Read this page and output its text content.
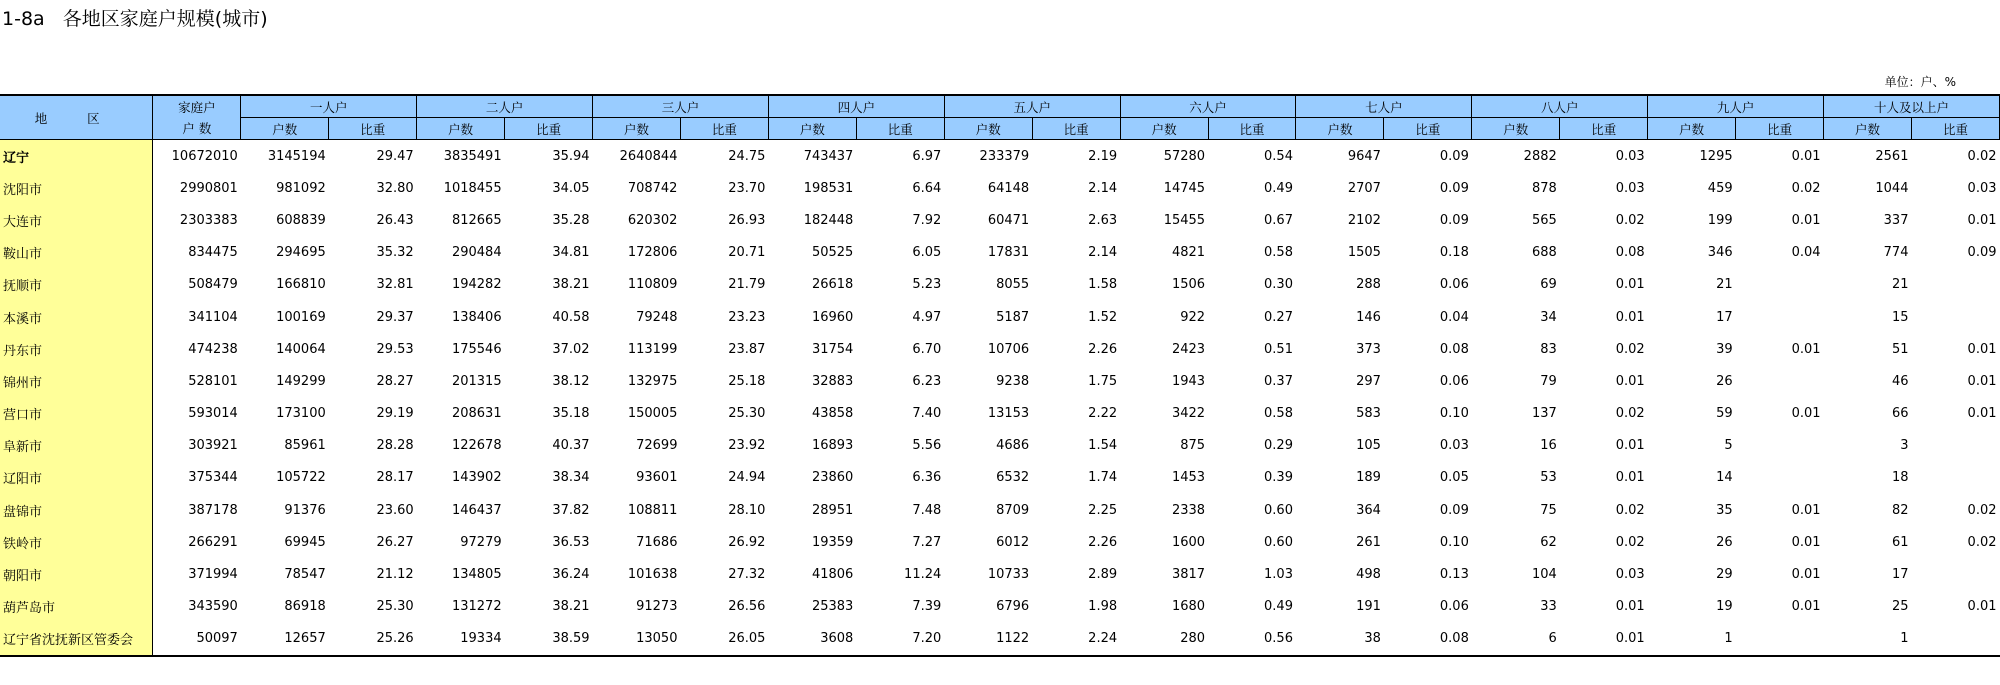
1-8a   各地区家庭户规模(城市)
单位：户、%
地 区	家庭户	一人户		二人户		三人户		四人户		五人户		六人户		七人户		八人户		九人户		十人及以上户	
	户 数	户数	比重	户数	比重	户数	比重	户数	比重	户数	比重	户数	比重	户数	比重	户数	比重	户数	比重	户数	比重
辽宁	10672010	3145194	29.47	3835491	35.94	2640844	24.75	743437	6.97	233379	2.19	57280	0.54	9647	0.09	2882	0.03	1295	0.01	2561	0.02
沈阳市	2990801	981092	32.80	1018455	34.05	708742	23.70	198531	6.64	64148	2.14	14745	0.49	2707	0.09	878	0.03	459	0.02	1044	0.03
大连市	2303383	608839	26.43	812665	35.28	620302	26.93	182448	7.92	60471	2.63	15455	0.67	2102	0.09	565	0.02	199	0.01	337	0.01
鞍山市	834475	294695	35.32	290484	34.81	172806	20.71	50525	6.05	17831	2.14	4821	0.58	1505	0.18	688	0.08	346	0.04	774	0.09
抚顺市	508479	166810	32.81	194282	38.21	110809	21.79	26618	5.23	8055	1.58	1506	0.30	288	0.06	69	0.01	21		21	
本溪市	341104	100169	29.37	138406	40.58	79248	23.23	16960	4.97	5187	1.52	922	0.27	146	0.04	34	0.01	17		15	
丹东市	474238	140064	29.53	175546	37.02	113199	23.87	31754	6.70	10706	2.26	2423	0.51	373	0.08	83	0.02	39	0.01	51	0.01
锦州市	528101	149299	28.27	201315	38.12	132975	25.18	32883	6.23	9238	1.75	1943	0.37	297	0.06	79	0.01	26		46	0.01
营口市	593014	173100	29.19	208631	35.18	150005	25.30	43858	7.40	13153	2.22	3422	0.58	583	0.10	137	0.02	59	0.01	66	0.01
阜新市	303921	85961	28.28	122678	40.37	72699	23.92	16893	5.56	4686	1.54	875	0.29	105	0.03	16	0.01	5		3	
辽阳市	375344	105722	28.17	143902	38.34	93601	24.94	23860	6.36	6532	1.74	1453	0.39	189	0.05	53	0.01	14		18	
盘锦市	387178	91376	23.60	146437	37.82	108811	28.10	28951	7.48	8709	2.25	2338	0.60	364	0.09	75	0.02	35	0.01	82	0.02
铁岭市	266291	69945	26.27	97279	36.53	71686	26.92	19359	7.27	6012	2.26	1600	0.60	261	0.10	62	0.02	26	0.01	61	0.02
朝阳市	371994	78547	21.12	134805	36.24	101638	27.32	41806	11.24	10733	2.89	3817	1.03	498	0.13	104	0.03	29	0.01	17	
葫芦岛市	343590	86918	25.30	131272	38.21	91273	26.56	25383	7.39	6796	1.98	1680	0.49	191	0.06	33	0.01	19	0.01	25	0.01
辽宁省沈抚新区管委会	50097	12657	25.26	19334	38.59	13050	26.05	3608	7.20	1122	2.24	280	0.56	38	0.08	6	0.01	1		1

# # #

**Exercise directions**
The records above are to be quoted exactly, with all pictures left out.

**Finished answer**
Read this page and output its text content.
1-8a   各地区家庭户规模(城市)
单位：户、%
地 区	家庭户	一人户		二人户		三人户		四人户		五人户		六人户		七人户		八人户		九人户		十人及以上户	
	户 数	户数	比重	户数	比重	户数	比重	户数	比重	户数	比重	户数	比重	户数	比重	户数	比重	户数	比重	户数	比重
辽宁	10672010	3145194	29.47	3835491	35.94	2640844	24.75	743437	6.97	233379	2.19	57280	0.54	9647	0.09	2882	0.03	1295	0.01	2561	0.02
沈阳市	2990801	981092	32.80	1018455	34.05	708742	23.70	198531	6.64	64148	2.14	14745	0.49	2707	0.09	878	0.03	459	0.02	1044	0.03
大连市	2303383	608839	26.43	812665	35.28	620302	26.93	182448	7.92	60471	2.63	15455	0.67	2102	0.09	565	0.02	199	0.01	337	0.01
鞍山市	834475	294695	35.32	290484	34.81	172806	20.71	50525	6.05	17831	2.14	4821	0.58	1505	0.18	688	0.08	346	0.04	774	0.09
抚顺市	508479	166810	32.81	194282	38.21	110809	21.79	26618	5.23	8055	1.58	1506	0.30	288	0.06	69	0.01	21		21	
本溪市	341104	100169	29.37	138406	40.58	79248	23.23	16960	4.97	5187	1.52	922	0.27	146	0.04	34	0.01	17		15	
丹东市	474238	140064	29.53	175546	37.02	113199	23.87	31754	6.70	10706	2.26	2423	0.51	373	0.08	83	0.02	39	0.01	51	0.01
锦州市	528101	149299	28.27	201315	38.12	132975	25.18	32883	6.23	9238	1.75	1943	0.37	297	0.06	79	0.01	26		46	0.01
营口市	593014	173100	29.19	208631	35.18	150005	25.30	43858	7.40	13153	2.22	3422	0.58	583	0.10	137	0.02	59	0.01	66	0.01
阜新市	303921	85961	28.28	122678	40.37	72699	23.92	16893	5.56	4686	1.54	875	0.29	105	0.03	16	0.01	5		3	
辽阳市	375344	105722	28.17	143902	38.34	93601	24.94	23860	6.36	6532	1.74	1453	0.39	189	0.05	53	0.01	14		18	
盘锦市	387178	91376	23.60	146437	37.82	108811	28.10	28951	7.48	8709	2.25	2338	0.60	364	0.09	75	0.02	35	0.01	82	0.02
铁岭市	266291	69945	26.27	97279	36.53	71686	26.92	19359	7.27	6012	2.26	1600	0.60	261	0.10	62	0.02	26	0.01	61	0.02
朝阳市	371994	78547	21.12	134805	36.24	101638	27.32	41806	11.24	10733	2.89	3817	1.03	498	0.13	104	0.03	29	0.01	17	
葫芦岛市	343590	86918	25.30	131272	38.21	91273	26.56	25383	7.39	6796	1.98	1680	0.49	191	0.06	33	0.01	19	0.01	25	0.01
辽宁省沈抚新区管委会	50097	12657	25.26	19334	38.59	13050	26.05	3608	7.20	1122	2.24	280	0.56	38	0.08	6	0.01	1		1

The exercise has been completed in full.